§ Stated problem
Below are records. Copy every line with "tail" in it.
------------------------------------------------------------------------
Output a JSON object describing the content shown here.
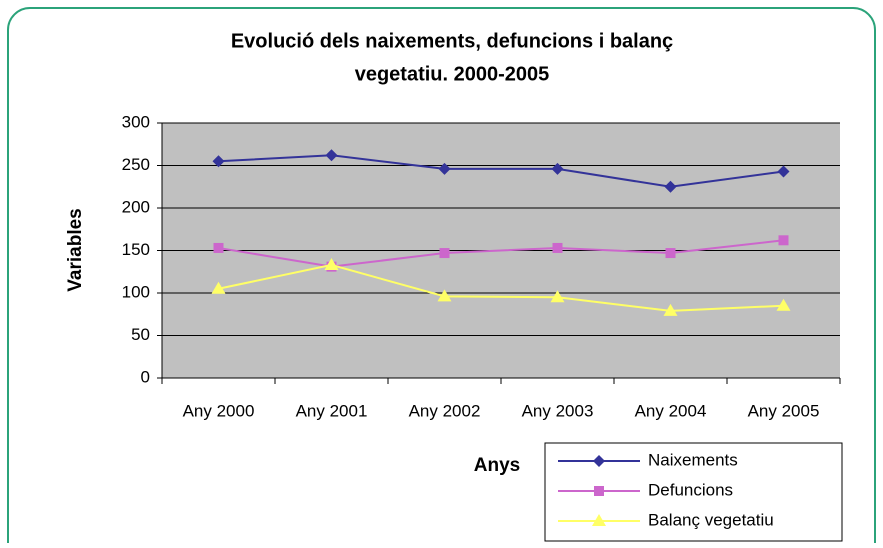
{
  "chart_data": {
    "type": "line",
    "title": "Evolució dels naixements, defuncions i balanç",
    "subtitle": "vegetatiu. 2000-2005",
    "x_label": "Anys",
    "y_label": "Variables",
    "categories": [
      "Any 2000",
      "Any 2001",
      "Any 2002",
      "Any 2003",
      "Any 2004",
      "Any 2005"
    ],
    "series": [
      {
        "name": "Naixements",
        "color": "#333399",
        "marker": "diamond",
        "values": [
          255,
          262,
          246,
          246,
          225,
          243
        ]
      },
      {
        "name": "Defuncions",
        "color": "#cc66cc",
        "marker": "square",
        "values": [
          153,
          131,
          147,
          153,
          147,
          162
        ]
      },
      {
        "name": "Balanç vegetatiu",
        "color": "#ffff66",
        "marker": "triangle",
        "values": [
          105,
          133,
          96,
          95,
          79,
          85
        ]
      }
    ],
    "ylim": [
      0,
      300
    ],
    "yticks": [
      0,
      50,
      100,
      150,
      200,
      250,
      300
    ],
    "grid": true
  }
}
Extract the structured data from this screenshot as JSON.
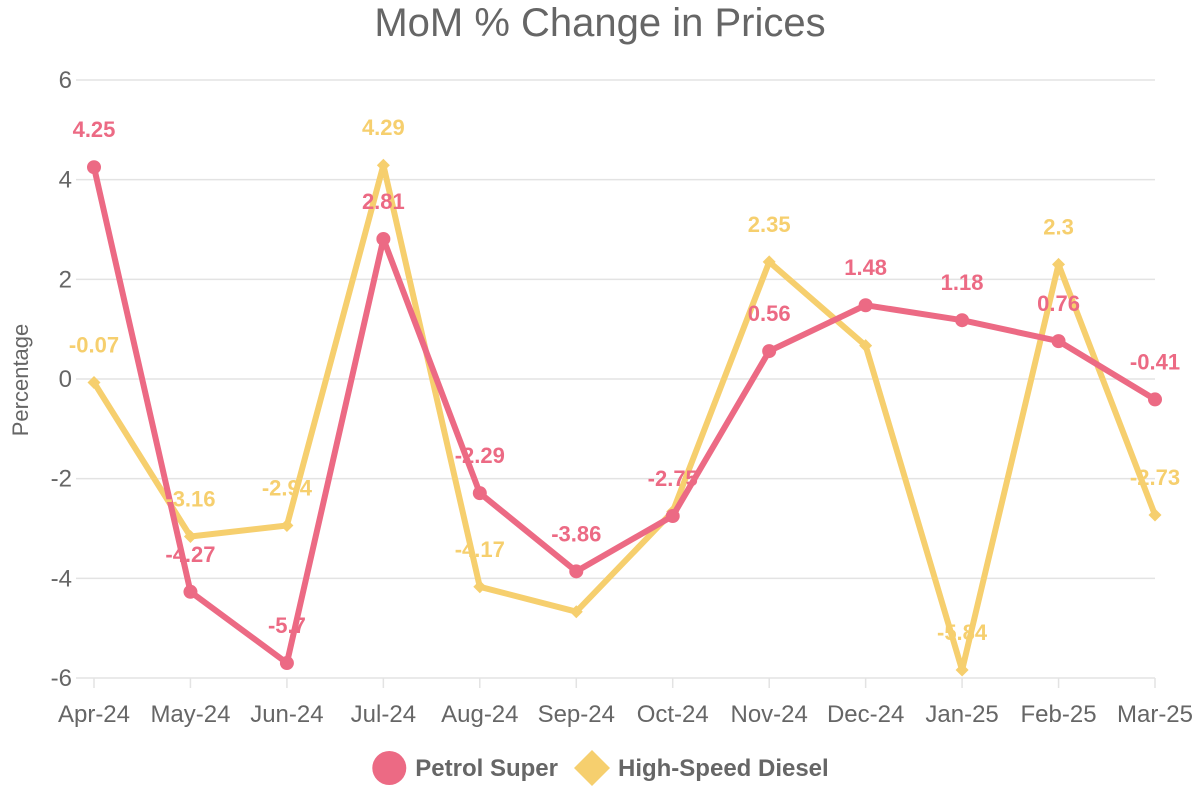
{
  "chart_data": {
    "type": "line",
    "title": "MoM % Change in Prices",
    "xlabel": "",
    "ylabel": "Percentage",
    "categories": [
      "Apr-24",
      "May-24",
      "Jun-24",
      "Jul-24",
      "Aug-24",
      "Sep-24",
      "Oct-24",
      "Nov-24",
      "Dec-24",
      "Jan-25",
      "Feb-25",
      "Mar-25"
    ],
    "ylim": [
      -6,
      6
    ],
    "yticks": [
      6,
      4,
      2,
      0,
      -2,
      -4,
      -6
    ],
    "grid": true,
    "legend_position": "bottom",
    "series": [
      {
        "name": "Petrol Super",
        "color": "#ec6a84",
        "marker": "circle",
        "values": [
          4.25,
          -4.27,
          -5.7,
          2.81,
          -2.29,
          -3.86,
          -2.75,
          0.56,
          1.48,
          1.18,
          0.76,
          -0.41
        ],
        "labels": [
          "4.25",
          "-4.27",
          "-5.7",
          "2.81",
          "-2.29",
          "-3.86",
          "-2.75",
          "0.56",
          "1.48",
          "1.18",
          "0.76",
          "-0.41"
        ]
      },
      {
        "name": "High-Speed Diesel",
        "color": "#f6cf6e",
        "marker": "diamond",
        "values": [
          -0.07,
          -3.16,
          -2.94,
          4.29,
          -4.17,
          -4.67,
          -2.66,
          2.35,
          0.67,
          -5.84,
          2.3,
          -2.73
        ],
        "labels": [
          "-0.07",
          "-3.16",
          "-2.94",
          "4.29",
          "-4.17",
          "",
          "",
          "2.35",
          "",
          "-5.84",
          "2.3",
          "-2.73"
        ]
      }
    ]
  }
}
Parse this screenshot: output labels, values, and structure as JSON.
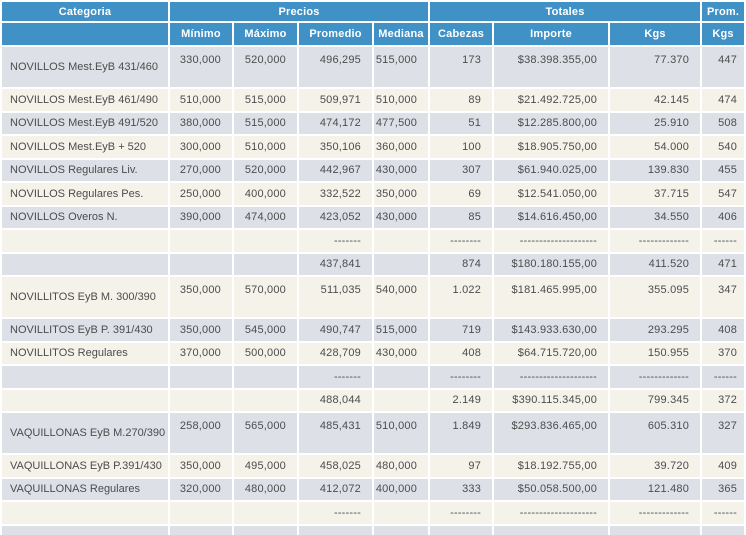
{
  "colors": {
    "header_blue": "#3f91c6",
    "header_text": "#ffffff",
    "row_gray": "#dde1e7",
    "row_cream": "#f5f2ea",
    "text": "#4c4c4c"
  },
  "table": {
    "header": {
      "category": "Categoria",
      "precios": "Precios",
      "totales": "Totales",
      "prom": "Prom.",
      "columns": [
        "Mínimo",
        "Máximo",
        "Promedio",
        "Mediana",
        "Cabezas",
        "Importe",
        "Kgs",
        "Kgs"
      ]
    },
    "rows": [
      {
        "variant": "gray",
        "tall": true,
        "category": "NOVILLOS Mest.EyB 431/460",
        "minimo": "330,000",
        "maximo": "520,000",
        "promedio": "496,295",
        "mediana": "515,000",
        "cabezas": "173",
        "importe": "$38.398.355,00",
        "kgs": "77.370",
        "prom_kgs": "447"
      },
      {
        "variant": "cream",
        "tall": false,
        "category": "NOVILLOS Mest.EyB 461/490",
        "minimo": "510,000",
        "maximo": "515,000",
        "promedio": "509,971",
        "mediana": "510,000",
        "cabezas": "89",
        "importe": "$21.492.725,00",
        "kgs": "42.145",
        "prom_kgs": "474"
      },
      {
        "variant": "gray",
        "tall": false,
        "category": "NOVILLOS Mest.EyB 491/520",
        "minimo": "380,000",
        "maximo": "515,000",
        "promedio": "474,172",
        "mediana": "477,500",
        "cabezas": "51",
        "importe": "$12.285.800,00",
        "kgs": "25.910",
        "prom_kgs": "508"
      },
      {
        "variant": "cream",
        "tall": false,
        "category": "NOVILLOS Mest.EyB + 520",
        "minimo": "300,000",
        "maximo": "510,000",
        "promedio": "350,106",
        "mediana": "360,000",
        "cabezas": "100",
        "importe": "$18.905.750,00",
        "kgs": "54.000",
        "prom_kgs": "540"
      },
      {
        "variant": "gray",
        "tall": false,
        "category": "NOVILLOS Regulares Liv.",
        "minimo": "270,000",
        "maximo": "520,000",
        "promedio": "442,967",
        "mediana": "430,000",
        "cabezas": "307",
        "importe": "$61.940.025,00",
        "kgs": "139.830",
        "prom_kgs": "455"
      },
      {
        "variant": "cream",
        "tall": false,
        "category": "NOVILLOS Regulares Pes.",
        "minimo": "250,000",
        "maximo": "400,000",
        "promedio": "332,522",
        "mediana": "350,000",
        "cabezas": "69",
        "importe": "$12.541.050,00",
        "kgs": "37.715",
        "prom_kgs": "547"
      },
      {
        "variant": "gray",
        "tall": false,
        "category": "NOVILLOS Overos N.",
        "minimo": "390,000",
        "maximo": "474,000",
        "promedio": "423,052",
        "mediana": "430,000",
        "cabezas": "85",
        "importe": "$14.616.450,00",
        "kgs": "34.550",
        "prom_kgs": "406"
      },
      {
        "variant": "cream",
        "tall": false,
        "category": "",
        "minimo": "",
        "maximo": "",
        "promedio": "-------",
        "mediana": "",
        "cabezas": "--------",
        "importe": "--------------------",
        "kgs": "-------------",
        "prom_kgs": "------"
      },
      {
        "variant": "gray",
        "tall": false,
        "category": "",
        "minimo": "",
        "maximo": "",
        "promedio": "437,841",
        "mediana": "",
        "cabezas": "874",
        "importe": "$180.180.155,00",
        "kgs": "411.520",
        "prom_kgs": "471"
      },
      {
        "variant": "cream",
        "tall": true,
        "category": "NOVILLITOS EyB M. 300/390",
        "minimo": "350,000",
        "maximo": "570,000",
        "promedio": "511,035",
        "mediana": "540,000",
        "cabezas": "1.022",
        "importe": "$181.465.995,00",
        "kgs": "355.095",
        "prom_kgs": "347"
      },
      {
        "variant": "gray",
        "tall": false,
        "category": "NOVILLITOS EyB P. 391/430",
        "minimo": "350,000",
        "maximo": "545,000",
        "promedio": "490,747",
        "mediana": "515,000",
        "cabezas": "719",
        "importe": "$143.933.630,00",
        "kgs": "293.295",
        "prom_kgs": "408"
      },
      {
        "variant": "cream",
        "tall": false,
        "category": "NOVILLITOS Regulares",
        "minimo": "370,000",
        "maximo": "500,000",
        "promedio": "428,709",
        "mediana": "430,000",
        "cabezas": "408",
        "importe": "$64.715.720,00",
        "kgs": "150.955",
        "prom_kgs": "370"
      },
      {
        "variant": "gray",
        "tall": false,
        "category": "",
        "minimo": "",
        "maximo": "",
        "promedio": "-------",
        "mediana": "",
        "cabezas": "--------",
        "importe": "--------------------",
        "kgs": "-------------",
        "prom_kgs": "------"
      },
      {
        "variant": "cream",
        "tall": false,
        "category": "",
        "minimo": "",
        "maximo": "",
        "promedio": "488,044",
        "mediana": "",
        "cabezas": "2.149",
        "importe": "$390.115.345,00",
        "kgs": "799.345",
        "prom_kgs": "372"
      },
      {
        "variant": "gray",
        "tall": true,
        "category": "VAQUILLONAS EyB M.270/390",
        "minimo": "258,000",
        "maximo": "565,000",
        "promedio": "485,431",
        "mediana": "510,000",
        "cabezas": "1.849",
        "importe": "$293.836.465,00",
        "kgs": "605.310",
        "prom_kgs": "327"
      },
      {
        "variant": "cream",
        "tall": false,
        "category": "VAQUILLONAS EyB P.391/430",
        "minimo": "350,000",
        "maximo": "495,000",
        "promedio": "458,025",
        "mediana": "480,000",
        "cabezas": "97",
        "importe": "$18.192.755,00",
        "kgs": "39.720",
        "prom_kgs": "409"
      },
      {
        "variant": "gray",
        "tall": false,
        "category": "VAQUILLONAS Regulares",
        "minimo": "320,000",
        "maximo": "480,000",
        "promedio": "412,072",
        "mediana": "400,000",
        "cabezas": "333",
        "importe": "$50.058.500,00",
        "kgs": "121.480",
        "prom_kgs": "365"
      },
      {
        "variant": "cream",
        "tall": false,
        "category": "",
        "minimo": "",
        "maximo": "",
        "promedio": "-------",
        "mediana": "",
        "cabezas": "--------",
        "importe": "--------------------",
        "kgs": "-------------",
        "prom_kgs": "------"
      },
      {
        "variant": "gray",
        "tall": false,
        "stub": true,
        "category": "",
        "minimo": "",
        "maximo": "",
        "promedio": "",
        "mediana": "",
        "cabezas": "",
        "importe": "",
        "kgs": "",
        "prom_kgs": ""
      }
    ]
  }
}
------------------------------------------------------------------------
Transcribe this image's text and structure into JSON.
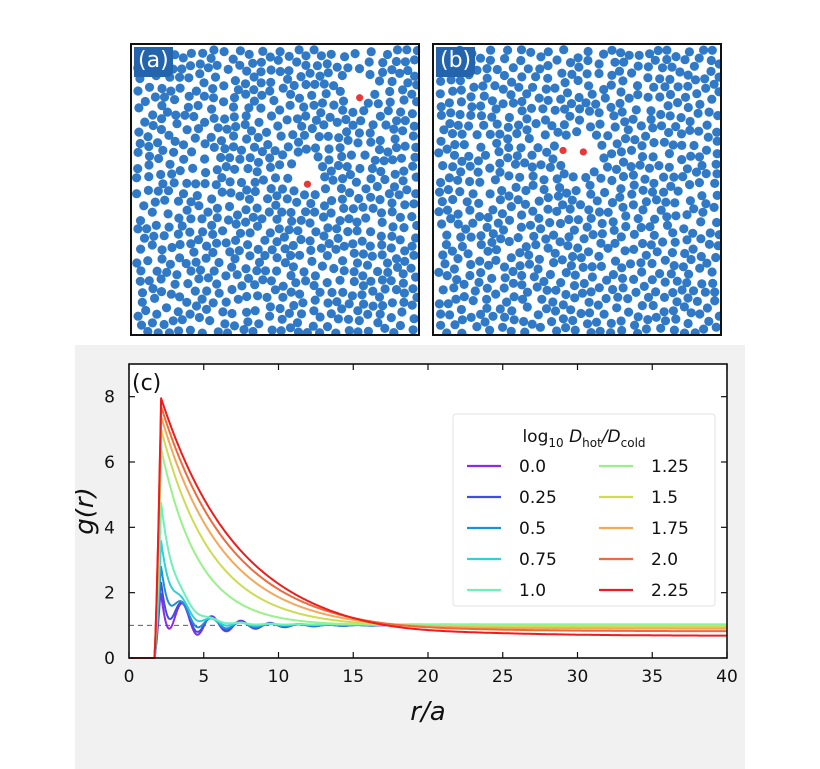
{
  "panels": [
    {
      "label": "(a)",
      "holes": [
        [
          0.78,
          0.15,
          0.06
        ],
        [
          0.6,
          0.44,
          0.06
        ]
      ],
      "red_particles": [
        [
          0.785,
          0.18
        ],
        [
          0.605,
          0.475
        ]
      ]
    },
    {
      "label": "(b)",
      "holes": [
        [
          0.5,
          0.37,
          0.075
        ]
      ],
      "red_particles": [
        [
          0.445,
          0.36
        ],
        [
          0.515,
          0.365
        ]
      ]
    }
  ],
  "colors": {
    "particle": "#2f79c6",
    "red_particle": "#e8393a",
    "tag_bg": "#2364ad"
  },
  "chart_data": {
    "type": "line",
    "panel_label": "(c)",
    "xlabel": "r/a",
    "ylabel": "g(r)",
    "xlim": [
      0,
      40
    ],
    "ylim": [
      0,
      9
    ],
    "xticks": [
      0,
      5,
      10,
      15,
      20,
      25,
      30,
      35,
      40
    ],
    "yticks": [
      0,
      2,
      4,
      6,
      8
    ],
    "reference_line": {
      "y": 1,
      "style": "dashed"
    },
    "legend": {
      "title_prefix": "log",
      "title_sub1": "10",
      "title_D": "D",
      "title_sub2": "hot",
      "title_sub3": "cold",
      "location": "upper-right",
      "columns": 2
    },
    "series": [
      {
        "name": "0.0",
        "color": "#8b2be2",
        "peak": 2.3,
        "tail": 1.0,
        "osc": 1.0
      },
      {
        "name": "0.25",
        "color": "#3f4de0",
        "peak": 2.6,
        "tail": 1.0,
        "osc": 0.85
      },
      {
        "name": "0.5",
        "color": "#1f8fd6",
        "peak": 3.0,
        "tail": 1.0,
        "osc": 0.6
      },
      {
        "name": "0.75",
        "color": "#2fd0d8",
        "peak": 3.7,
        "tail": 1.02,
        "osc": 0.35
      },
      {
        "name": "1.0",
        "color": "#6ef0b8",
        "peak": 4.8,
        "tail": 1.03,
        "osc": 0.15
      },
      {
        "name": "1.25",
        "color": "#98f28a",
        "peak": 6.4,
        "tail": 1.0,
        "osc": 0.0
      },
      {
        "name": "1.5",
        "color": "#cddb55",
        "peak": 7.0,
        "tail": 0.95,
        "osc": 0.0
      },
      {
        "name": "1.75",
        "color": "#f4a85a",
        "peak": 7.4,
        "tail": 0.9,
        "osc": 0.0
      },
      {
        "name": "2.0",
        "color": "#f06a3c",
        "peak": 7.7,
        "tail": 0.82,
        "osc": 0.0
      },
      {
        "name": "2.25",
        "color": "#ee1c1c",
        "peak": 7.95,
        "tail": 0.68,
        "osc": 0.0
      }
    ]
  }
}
------------------------------------------------------------------------
§ Right answer
        "tail": 1.0,
        "tail": 1.0,
        "tail": 1.0,
        "tail": 1.02,
        "tail": 1.03,
        "tail": 1.0,
        "tail": 0.95,
        "tail": 0.9,
        "tail": 0.82,
        "tail": 0.68,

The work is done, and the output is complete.